**DATA FOR THIS TASK:**
'''

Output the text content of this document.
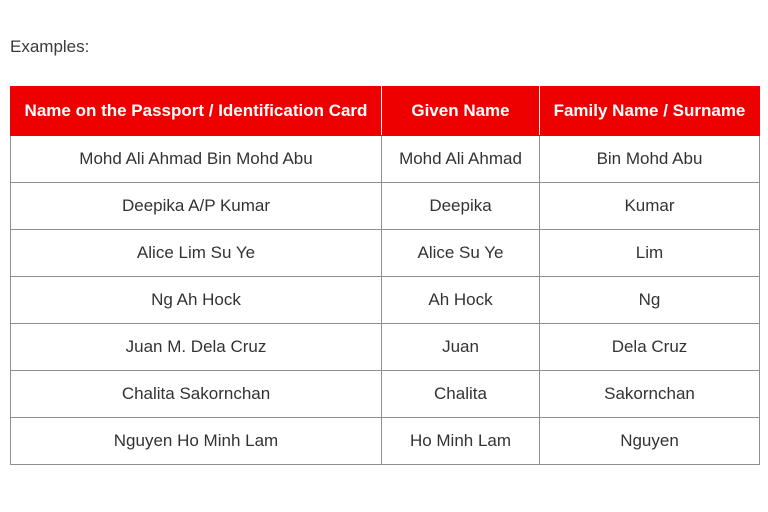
Examples:

Name on the Passport / Identification Card	Given Name	Family Name / Surname
Mohd Ali Ahmad Bin Mohd Abu	Mohd Ali Ahmad	Bin Mohd Abu
Deepika A/P Kumar	Deepika	Kumar
Alice Lim Su Ye	Alice Su Ye	Lim
Ng Ah Hock	Ah Hock	Ng
Juan M. Dela Cruz	Juan	Dela Cruz
Chalita Sakornchan	Chalita	Sakornchan
Nguyen Ho Minh Lam	Ho Minh Lam	Nguyen
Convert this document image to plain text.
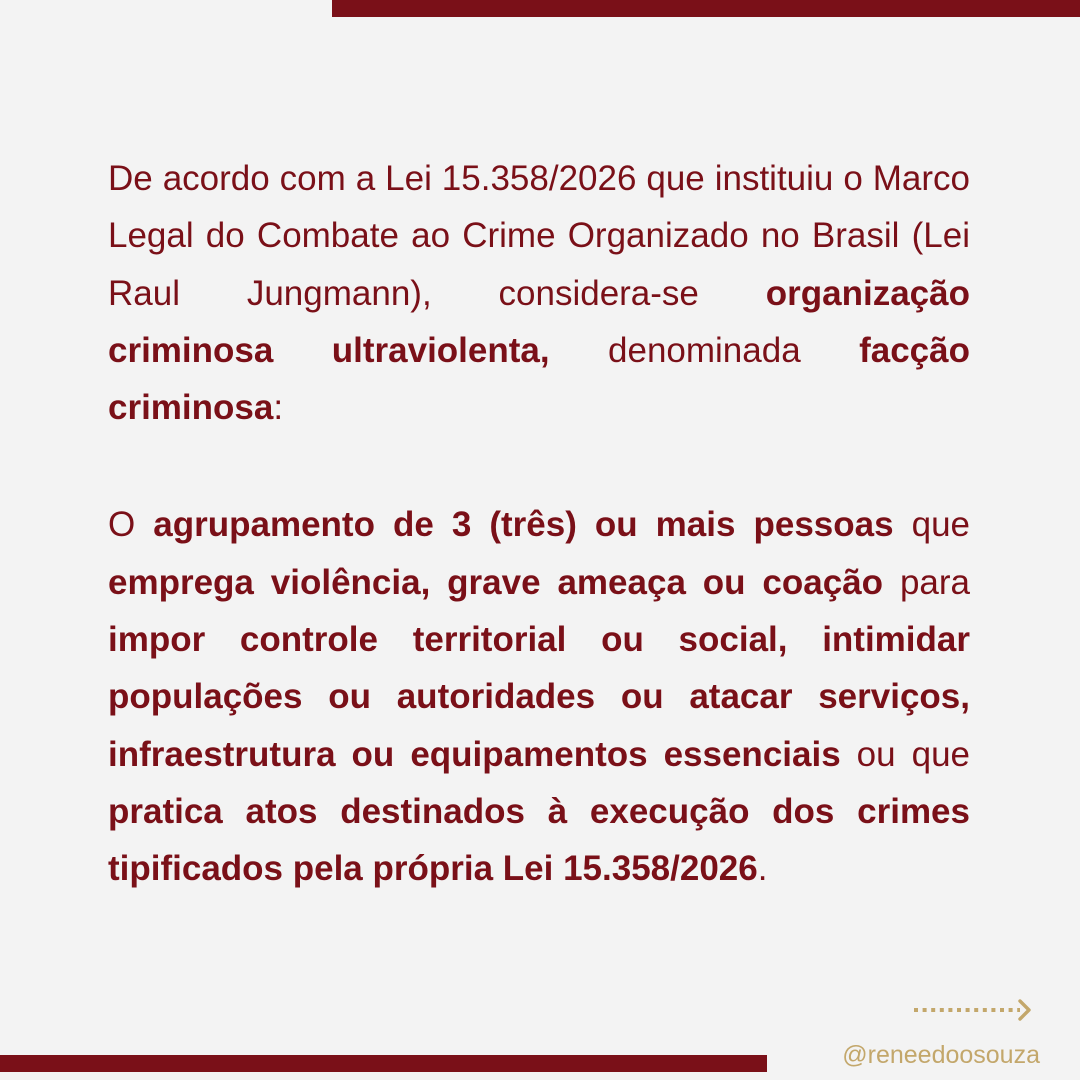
De acordo com a Lei 15.358/2026 que instituiu o Marco Legal do Combate ao Crime Organizado no Brasil (Lei Raul Jungmann), considera-se organização criminosa ultraviolenta, denominada facção criminosa:

O agrupamento de 3 (três) ou mais pessoas que emprega violência, grave ameaça ou coação para impor controle territorial ou social, intimidar populações ou autoridades ou atacar serviços, infraestrutura ou equipamentos essenciais ou que pratica atos destinados à execução dos crimes tipificados pela própria Lei 15.358/2026.

@reneedoosouza
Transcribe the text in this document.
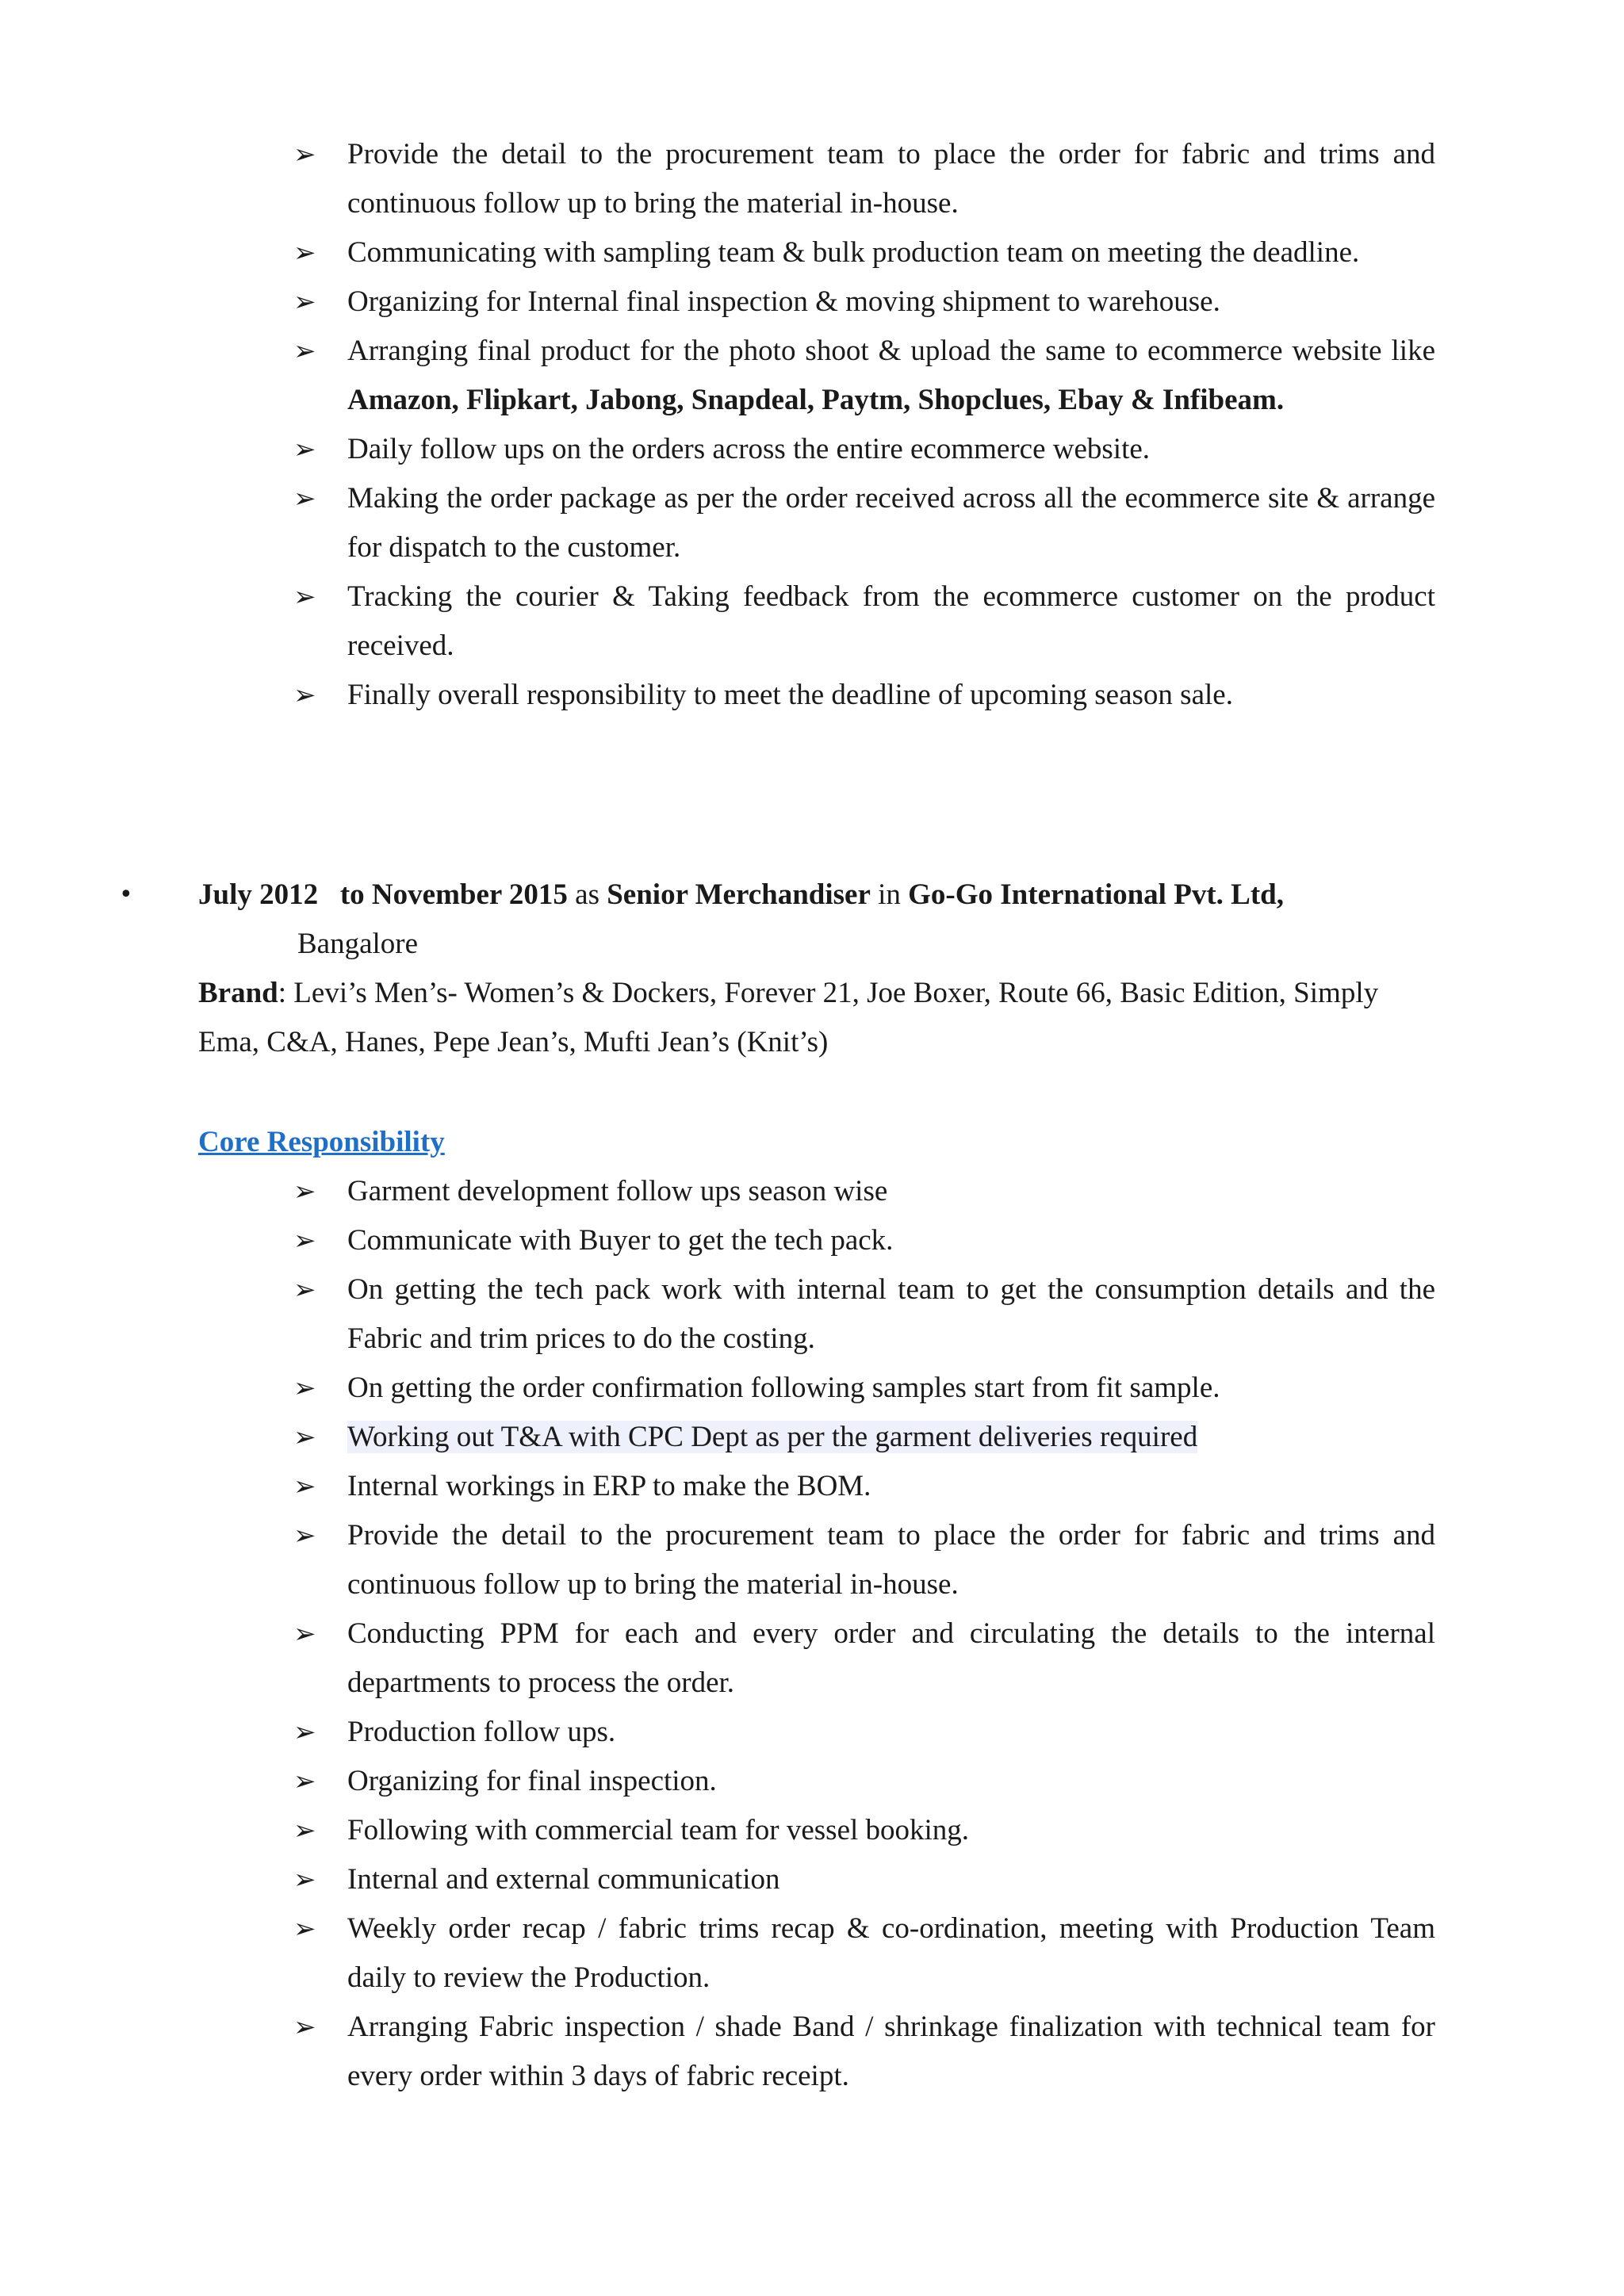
➢	Provide the detail to the procurement team to place the order for fabric and trims and continuous follow up to bring the material in-house.
➢	Communicating with sampling team & bulk production team on meeting the deadline.
➢	Organizing for Internal final inspection & moving shipment to warehouse.
➢	Arranging final product for the photo shoot & upload the same to ecommerce website like Amazon, Flipkart, Jabong, Snapdeal, Paytm, Shopclues, Ebay & Infibeam.
➢	Daily follow ups on the orders across the entire ecommerce website.
➢	Making the order package as per the order received across all the ecommerce site & arrange for dispatch to the customer.
➢	Tracking the courier & Taking feedback from the ecommerce customer on the product received.
➢	Finally overall responsibility to meet the deadline of upcoming season sale.
• July 2012 to November 2015 as Senior Merchandiser in Go-Go International Pvt. Ltd,
Bangalore
Brand: Levi’s Men’s- Women’s & Dockers, Forever 21, Joe Boxer, Route 66, Basic Edition, Simply Ema, C&A, Hanes, Pepe Jean’s, Mufti Jean’s (Knit’s)
Core Responsibility
➢	Garment development follow ups season wise
➢	Communicate with Buyer to get the tech pack.
➢	On getting the tech pack work with internal team to get the consumption details and the Fabric and trim prices to do the costing.
➢	On getting the order confirmation following samples start from fit sample.
➢	Working out T&A with CPC Dept as per the garment deliveries required
➢	Internal workings in ERP to make the BOM.
➢	Provide the detail to the procurement team to place the order for fabric and trims and continuous follow up to bring the material in-house.
➢	Conducting PPM for each and every order and circulating the details to the internal departments to process the order.
➢	Production follow ups.
➢	Organizing for final inspection.
➢	Following with commercial team for vessel booking.
➢	Internal and external communication
➢	Weekly order recap / fabric trims recap & co-ordination, meeting with Production Team daily to review the Production.
➢	Arranging Fabric inspection / shade Band / shrinkage finalization with technical team for every order within 3 days of fabric receipt.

'''

**GIVEN PROBLEM:** Repeat the records above verbatim, with no pictures in the result.

**SOLUTION:**
Output the text content of this document.
Examples:

Name on the Passport / Identification Card	Given Name	Family Name / Surname
Mohd Ali Ahmad Bin Mohd Abu	Mohd Ali Ahmad	Bin Mohd Abu
Deepika A/P Kumar	Deepika	Kumar
Alice Lim Su Ye	Alice Su Ye	Lim
Ng Ah Hock	Ah Hock	Ng
Juan M. Dela Cruz	Juan	Dela Cruz
Chalita Sakornchan	Chalita	Sakornchan
Nguyen Ho Minh Lam	Ho Minh Lam	Nguyen
Convert this document image to plain text.
De acordo com a Lei 15.358/2026 que instituiu o Marco Legal do Combate ao Crime Organizado no Brasil (Lei Raul Jungmann), considera-se organização criminosa ultraviolenta, denominada facção criminosa:

O agrupamento de 3 (três) ou mais pessoas que emprega violência, grave ameaça ou coação para impor controle territorial ou social, intimidar populações ou autoridades ou atacar serviços, infraestrutura ou equipamentos essenciais ou que pratica atos destinados à execução dos crimes tipificados pela própria Lei 15.358/2026.

@reneedoosouza
Transcribe the text in this document.
➢	Provide the detail to the procurement team to place the order for fabric and trims and continuous follow up to bring the material in-house.
➢	Communicating with sampling team & bulk production team on meeting the deadline.
➢	Organizing for Internal final inspection & moving shipment to warehouse.
➢	Arranging final product for the photo shoot & upload the same to ecommerce website like Amazon, Flipkart, Jabong, Snapdeal, Paytm, Shopclues, Ebay & Infibeam.
➢	Daily follow ups on the orders across the entire ecommerce website.
➢	Making the order package as per the order received across all the ecommerce site & arrange for dispatch to the customer.
➢	Tracking the courier & Taking feedback from the ecommerce customer on the product received.
➢	Finally overall responsibility to meet the deadline of upcoming season sale.
• July 2012 to November 2015 as Senior Merchandiser in Go-Go International Pvt. Ltd,
Bangalore
Brand: Levi’s Men’s- Women’s & Dockers, Forever 21, Joe Boxer, Route 66, Basic Edition, Simply Ema, C&A, Hanes, Pepe Jean’s, Mufti Jean’s (Knit’s)
Core Responsibility
➢	Garment development follow ups season wise
➢	Communicate with Buyer to get the tech pack.
➢	On getting the tech pack work with internal team to get the consumption details and the Fabric and trim prices to do the costing.
➢	On getting the order confirmation following samples start from fit sample.
➢	Working out T&A with CPC Dept as per the garment deliveries required
➢	Internal workings in ERP to make the BOM.
➢	Provide the detail to the procurement team to place the order for fabric and trims and continuous follow up to bring the material in-house.
➢	Conducting PPM for each and every order and circulating the details to the internal departments to process the order.
➢	Production follow ups.
➢	Organizing for final inspection.
➢	Following with commercial team for vessel booking.
➢	Internal and external communication
➢	Weekly order recap / fabric trims recap & co-ordination, meeting with Production Team daily to review the Production.
➢	Arranging Fabric inspection / shade Band / shrinkage finalization with technical team for every order within 3 days of fabric receipt.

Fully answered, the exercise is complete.